→ **TASK OBJECTIVE**:
Lines containing "rivedeva" are to be counted. Report the count alone.

→ **Dataset items**:
----

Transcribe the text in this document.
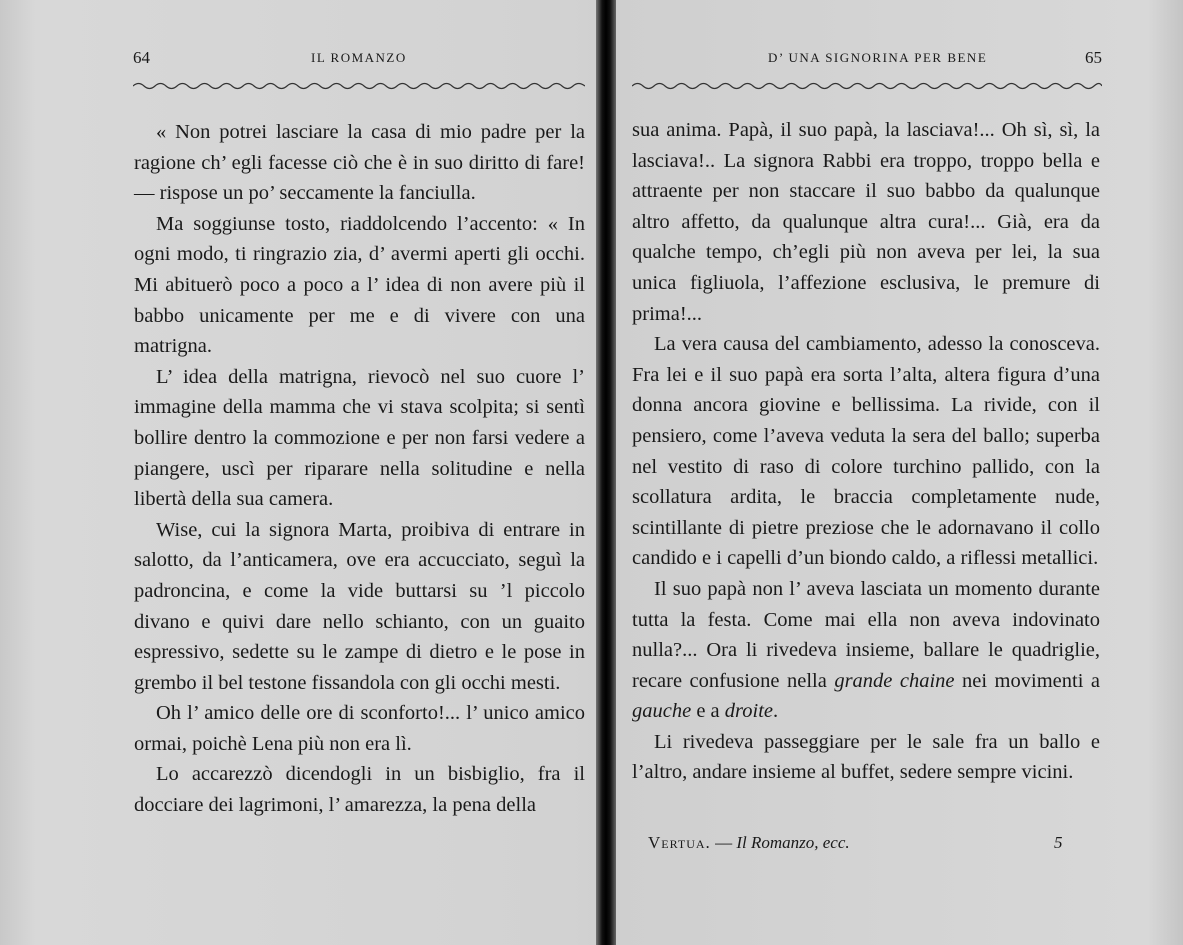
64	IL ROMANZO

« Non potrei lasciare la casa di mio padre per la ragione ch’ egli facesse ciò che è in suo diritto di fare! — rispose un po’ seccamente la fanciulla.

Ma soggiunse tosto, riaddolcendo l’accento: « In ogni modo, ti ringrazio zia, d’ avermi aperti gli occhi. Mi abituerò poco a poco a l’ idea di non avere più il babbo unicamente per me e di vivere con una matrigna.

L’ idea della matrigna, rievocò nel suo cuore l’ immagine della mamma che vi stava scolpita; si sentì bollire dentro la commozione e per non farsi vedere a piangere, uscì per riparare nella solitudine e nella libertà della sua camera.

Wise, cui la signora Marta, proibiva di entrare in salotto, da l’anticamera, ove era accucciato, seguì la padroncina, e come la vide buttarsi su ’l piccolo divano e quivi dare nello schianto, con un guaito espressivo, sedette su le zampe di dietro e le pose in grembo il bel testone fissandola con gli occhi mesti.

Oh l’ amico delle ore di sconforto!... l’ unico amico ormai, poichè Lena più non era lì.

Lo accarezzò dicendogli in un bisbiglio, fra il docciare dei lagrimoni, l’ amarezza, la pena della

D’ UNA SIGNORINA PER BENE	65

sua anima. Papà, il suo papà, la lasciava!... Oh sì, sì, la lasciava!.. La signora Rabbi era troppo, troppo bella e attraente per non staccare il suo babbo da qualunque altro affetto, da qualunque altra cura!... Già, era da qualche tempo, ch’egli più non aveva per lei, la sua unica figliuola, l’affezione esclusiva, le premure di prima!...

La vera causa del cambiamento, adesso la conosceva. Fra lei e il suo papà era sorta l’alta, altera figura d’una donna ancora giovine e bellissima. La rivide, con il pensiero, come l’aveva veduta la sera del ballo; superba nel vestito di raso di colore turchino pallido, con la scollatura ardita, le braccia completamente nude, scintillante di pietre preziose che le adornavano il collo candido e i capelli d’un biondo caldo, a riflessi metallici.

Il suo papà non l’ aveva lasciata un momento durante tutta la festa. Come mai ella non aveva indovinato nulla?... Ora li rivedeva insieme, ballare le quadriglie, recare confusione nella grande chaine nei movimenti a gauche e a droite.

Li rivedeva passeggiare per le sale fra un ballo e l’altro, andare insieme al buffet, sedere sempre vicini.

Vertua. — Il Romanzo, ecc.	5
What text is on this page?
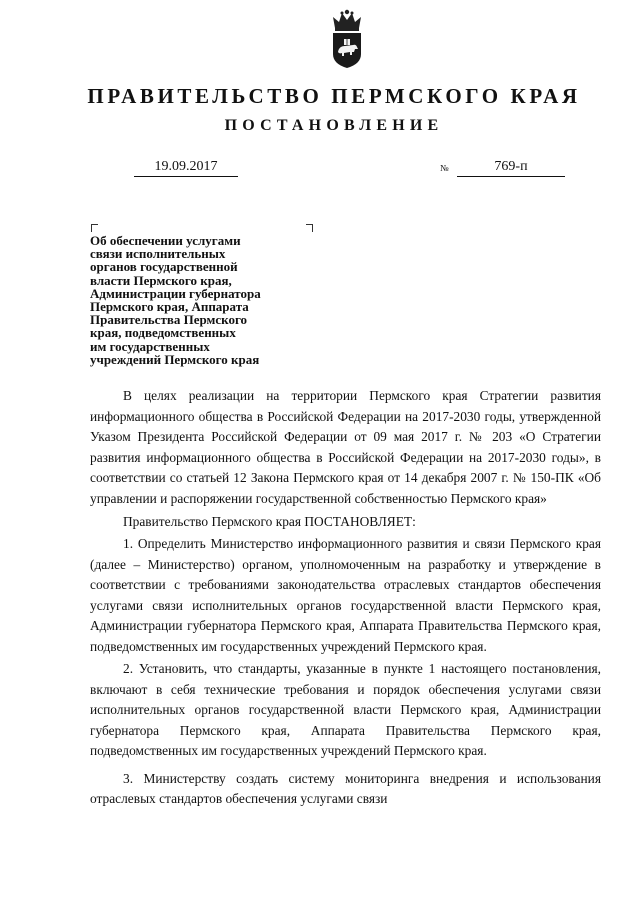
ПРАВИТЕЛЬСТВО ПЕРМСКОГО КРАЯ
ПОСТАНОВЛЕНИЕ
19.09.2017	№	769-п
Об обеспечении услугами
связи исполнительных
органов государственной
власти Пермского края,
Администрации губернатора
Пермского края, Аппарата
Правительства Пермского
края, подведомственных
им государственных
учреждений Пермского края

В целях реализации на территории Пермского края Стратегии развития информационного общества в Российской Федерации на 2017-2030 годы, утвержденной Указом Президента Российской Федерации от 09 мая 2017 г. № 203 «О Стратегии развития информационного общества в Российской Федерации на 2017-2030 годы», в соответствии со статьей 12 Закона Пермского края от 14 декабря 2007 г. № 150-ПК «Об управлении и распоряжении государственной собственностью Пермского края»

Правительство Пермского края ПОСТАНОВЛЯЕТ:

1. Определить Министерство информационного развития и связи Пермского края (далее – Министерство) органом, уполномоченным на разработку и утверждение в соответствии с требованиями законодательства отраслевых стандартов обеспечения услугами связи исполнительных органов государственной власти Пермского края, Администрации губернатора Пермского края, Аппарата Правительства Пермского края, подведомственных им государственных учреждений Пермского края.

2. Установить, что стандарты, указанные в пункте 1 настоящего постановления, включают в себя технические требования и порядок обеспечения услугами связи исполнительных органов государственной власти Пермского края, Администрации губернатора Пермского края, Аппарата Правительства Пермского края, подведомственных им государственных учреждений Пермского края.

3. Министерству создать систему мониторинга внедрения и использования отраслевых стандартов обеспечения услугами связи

----

→ **FULL OUTPUT**:
2